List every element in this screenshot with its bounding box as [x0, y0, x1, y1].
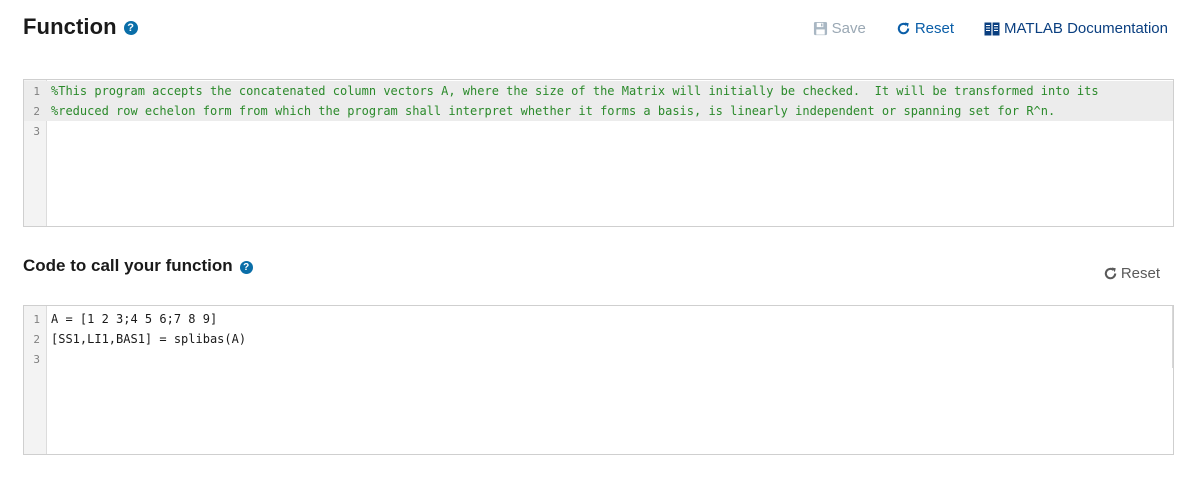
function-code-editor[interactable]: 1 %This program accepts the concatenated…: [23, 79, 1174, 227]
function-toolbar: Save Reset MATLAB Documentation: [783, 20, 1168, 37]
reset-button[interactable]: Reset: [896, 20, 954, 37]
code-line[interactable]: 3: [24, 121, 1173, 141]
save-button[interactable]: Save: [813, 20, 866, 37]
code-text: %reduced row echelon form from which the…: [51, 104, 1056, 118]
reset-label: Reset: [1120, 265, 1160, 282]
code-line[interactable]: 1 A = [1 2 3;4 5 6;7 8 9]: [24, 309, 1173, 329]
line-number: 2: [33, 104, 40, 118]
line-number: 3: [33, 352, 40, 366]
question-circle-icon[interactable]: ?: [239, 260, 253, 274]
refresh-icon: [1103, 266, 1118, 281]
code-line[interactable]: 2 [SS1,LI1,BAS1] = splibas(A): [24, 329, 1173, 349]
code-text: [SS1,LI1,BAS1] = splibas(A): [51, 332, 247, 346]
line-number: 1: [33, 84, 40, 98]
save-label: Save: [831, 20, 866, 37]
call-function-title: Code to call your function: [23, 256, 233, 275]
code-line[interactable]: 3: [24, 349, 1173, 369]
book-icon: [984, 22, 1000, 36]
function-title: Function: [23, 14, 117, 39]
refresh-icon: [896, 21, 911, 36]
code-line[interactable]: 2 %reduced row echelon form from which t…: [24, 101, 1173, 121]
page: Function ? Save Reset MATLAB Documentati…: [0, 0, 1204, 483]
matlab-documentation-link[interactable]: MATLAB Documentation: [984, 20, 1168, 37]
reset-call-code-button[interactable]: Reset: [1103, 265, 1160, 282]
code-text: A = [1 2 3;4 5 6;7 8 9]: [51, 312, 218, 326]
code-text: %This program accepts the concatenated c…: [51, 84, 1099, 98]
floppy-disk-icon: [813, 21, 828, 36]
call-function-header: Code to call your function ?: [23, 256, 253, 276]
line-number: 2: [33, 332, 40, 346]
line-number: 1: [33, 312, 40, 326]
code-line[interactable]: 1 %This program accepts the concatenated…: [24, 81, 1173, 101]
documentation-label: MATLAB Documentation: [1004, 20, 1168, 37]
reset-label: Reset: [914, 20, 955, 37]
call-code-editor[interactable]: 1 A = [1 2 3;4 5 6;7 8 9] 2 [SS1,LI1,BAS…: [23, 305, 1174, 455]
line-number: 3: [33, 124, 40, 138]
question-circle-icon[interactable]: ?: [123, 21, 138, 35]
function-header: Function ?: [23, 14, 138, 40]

* [AIM OF THE EXERCISE]:
Format the listing lines, from the line containing "function-code-editor[interactable]: 1 %This" up to and including the line containing "refresh-icon: [896, 21, 911, 36]", as a Markdown table with the columns Row and Entry. Number each line in Row, put the line in Entry, and leave out any blank lines.

* [FINAL ANSWER]:
| Row | Entry |
|---|---|
| 1 | function-code-editor[interactable]: 1 %This program accepts the concatenated…: [23, 79, 1174, 227] |
| 2 | function-toolbar: Save Reset MATLAB Documentation: [783, 20, 1168, 37] |
| 3 | reset-button[interactable]: Reset: [896, 20, 954, 37] |
| 4 | code-line[interactable]: 3: [24, 121, 1173, 141] |
| 5 | save-button[interactable]: Save: [813, 20, 866, 37] |
| 6 | code-text: %reduced row echelon form from which the…: [51, 104, 1056, 118] |
| 7 | reset-label: Reset: [1120, 265, 1160, 282] |
| 8 | code-line[interactable]: 1 A = [1 2 3;4 5 6;7 8 9]: [24, 309, 1173, 329] |
| 9 | line-number: 2: [33, 104, 40, 118] |
| 10 | line-number: 3: [33, 352, 40, 366] |
| 11 | question-circle-icon[interactable]: ?: [239, 260, 253, 274] |
| 12 | refresh-icon: [1103, 266, 1118, 281] |
| 13 | code-line[interactable]: 2 [SS1,LI1,BAS1] = splibas(A): [24, 329, 1173, 349] |
| 14 | code-text: [SS1,LI1,BAS1] = splibas(A): [51, 332, 247, 346] |
| 15 | line-number: 1: [33, 84, 40, 98] |
| 16 | save-label: Save: [831, 20, 866, 37] |
| 17 | call-function-title: Code to call your function: [23, 256, 233, 275] |
| 18 | code-line[interactable]: 3: [24, 349, 1173, 369] |
| 19 | book-icon: [984, 22, 1000, 36] |
| 20 | function-title: Function: [23, 14, 117, 39] |
| 21 | refresh-icon: [896, 21, 911, 36] |